--- begin Supplied data ---

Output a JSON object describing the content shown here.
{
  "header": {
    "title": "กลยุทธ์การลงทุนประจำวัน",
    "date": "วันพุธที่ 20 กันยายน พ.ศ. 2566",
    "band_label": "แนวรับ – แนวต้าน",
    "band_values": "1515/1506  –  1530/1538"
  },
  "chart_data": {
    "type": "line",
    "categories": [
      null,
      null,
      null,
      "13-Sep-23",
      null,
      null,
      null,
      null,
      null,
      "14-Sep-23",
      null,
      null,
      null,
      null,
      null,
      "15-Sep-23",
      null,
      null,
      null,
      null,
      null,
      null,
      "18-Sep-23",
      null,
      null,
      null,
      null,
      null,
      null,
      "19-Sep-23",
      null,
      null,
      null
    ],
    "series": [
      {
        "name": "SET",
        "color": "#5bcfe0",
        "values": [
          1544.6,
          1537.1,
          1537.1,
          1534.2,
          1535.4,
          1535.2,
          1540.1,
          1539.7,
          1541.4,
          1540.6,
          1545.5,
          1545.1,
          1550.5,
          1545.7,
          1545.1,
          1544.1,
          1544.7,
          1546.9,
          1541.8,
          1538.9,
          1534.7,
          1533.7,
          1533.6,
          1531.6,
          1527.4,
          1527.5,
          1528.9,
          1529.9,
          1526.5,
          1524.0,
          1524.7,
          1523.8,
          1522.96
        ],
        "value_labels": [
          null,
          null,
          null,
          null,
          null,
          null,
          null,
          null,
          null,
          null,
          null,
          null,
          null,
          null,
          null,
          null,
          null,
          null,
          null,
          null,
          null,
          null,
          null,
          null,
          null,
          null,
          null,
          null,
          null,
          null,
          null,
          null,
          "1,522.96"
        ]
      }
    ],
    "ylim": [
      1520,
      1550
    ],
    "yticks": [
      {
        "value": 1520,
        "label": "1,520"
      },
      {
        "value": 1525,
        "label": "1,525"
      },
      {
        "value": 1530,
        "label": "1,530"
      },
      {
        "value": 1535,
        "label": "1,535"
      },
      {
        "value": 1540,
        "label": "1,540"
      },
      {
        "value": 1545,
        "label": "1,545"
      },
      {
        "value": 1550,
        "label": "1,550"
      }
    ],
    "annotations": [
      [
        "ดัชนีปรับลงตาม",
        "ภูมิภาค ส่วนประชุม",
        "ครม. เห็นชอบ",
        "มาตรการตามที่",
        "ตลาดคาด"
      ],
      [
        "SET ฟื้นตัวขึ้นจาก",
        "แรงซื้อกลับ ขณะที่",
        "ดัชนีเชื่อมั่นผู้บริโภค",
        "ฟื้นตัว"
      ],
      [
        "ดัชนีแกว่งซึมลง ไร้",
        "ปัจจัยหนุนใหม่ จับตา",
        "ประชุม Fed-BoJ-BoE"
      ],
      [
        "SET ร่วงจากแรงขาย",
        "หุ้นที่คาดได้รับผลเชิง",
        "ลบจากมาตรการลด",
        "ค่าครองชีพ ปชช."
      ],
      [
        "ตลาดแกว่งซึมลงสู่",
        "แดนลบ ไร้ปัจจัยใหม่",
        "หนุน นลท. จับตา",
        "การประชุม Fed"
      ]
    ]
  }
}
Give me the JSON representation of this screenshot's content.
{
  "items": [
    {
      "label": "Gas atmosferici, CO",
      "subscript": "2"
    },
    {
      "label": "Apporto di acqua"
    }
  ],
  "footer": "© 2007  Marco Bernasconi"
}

--- end Supplied data ---

From the entries above, select each line containing the string "JSON".

Output a JSON object describing the content shown here.
Give me the JSON representation of this screenshot's content.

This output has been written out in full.